##### Provided passage #####

To start, Diamant/Incan Gold, which I’ve never taught before (and only very rarely played with the physical bits). The cardboard chests were in very poor shape, something we see quite a bit here when games have fragile components. I still had a good time, but I think it would be better with more than three players.

The main event of the evening, Votes for Women – which is very much a theme that interests me, but fell rather flat, for several reasons.

First, and I suppose this is inevitable with any card-driven wargame right back to Twilight Struggle, is what I call the historian’s irk. A few cards have prerequisites, but mostly you can just play an event when you want to. But, well, Sojourner Truth or Elizabeth Cady Stanton didn’t pop up out of nowhere; they acted when they did, and they had the effect that they did, because of the context in which they were acting.

Second, having a “Suffragist” player and an “Opposition” player reduces the very complex arguments to two sides, and gives them both human faces. What about the splits among the suffragists over whether black people should be allowed to vote? Can there really be said to have been a concerted “opposition” rather than a bunch of individuals defending their own privilege? I realise that a more realistic game would have taken vastly longer and the idea is to give a quick introduction to the period and some of the issues, but it felt to me too simple to be useful – perhaps, to be fair, because I’m already broadly familiar with the history.

##### Material supplied #####

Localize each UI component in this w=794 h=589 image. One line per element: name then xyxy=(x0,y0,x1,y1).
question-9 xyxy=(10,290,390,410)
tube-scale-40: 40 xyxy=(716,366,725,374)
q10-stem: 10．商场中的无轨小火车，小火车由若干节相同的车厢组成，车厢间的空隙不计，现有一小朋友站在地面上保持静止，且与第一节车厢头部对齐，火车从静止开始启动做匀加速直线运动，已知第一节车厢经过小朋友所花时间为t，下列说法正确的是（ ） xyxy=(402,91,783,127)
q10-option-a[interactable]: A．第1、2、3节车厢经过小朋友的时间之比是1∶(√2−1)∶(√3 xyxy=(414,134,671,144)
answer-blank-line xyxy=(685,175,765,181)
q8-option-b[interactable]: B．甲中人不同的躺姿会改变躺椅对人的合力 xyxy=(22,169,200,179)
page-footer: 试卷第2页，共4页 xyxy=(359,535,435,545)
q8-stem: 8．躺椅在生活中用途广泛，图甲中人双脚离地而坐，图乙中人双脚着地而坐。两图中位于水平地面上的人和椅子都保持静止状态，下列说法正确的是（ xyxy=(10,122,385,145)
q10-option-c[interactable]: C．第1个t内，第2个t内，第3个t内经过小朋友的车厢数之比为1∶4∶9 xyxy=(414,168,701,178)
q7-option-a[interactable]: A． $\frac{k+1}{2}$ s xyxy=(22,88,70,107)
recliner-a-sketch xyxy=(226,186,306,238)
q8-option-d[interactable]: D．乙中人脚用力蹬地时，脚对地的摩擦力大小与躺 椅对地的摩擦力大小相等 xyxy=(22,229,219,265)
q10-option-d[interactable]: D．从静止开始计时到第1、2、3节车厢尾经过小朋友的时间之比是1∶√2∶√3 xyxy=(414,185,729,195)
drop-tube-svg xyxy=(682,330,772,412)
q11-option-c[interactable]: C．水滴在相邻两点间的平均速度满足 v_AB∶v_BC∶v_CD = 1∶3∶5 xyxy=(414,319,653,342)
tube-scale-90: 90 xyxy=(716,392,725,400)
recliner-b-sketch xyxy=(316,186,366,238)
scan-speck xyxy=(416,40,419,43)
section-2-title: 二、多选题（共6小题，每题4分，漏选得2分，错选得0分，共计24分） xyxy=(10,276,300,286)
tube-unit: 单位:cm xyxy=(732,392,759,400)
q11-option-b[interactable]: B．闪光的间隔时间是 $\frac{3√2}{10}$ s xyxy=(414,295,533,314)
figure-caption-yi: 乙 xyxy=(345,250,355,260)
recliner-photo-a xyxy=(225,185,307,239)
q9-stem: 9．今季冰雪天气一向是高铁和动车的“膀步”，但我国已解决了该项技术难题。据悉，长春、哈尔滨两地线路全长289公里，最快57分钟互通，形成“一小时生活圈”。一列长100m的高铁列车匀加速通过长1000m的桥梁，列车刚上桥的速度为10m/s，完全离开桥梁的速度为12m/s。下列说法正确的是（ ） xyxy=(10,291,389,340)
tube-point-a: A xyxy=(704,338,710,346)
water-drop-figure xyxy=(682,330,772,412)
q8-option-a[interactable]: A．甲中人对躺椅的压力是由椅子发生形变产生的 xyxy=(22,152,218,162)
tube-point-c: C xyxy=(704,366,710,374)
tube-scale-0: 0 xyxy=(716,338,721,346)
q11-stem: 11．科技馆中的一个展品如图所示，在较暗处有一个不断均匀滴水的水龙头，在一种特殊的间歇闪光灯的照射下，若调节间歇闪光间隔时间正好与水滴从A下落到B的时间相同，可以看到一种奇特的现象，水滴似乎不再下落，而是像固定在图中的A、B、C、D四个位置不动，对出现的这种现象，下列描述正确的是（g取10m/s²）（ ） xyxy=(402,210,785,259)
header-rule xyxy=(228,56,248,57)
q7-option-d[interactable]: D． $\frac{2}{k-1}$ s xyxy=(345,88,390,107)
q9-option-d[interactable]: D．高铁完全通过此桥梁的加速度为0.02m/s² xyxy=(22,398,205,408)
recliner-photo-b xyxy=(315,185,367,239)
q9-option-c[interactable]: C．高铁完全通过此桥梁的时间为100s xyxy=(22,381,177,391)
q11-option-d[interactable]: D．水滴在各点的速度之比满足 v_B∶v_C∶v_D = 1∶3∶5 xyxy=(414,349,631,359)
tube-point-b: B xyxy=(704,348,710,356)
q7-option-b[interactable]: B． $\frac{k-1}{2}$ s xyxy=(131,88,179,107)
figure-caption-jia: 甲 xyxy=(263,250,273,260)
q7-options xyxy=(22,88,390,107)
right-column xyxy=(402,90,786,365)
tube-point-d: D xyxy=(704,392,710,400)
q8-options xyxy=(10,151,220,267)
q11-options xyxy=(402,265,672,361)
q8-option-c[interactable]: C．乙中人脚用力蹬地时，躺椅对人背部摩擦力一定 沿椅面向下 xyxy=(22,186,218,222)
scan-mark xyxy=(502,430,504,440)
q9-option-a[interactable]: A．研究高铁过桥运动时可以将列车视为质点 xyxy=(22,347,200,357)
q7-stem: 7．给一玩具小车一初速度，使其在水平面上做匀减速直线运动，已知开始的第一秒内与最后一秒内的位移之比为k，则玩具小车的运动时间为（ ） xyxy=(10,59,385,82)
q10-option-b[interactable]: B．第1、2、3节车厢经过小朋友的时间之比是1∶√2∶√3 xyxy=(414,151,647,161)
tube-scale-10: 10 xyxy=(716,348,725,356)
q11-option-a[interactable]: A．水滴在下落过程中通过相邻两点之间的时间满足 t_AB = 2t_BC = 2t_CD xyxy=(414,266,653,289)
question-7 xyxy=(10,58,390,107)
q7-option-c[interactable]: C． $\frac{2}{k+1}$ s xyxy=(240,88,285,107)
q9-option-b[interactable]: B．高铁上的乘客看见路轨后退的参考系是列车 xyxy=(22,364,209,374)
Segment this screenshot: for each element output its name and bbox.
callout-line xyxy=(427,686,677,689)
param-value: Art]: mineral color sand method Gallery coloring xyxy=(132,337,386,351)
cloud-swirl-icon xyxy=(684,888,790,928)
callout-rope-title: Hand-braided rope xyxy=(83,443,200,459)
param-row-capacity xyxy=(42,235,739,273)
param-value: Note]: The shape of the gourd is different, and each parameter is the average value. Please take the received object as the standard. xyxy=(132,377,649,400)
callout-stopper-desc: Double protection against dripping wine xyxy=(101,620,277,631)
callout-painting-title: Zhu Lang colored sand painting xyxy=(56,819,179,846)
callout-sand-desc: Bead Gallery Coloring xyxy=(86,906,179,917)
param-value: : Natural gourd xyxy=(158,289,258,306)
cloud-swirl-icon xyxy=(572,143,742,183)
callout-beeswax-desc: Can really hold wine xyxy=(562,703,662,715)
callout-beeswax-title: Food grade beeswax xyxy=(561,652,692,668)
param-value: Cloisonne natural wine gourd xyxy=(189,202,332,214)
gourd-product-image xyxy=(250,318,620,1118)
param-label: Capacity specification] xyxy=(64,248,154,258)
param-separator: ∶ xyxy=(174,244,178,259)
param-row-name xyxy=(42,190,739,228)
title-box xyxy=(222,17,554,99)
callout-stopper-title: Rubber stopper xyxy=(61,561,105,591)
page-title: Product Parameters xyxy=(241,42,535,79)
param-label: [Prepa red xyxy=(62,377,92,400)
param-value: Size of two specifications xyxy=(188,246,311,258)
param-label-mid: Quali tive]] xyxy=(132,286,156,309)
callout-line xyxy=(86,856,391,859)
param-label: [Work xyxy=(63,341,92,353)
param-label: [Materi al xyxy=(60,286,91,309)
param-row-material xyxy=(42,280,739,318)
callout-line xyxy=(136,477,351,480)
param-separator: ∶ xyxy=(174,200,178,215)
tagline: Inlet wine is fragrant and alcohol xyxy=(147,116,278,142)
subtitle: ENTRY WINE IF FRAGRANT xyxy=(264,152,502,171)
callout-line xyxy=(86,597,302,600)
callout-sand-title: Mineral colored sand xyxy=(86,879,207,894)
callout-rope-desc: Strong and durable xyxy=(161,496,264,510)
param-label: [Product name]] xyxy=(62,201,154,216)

#####

** What is expected **
In the board game write-up, what condition were the cardboard chests of Diamant/Incan Gold in? The records aren't needed for what follows.

** Task output **
They were in very poor shape.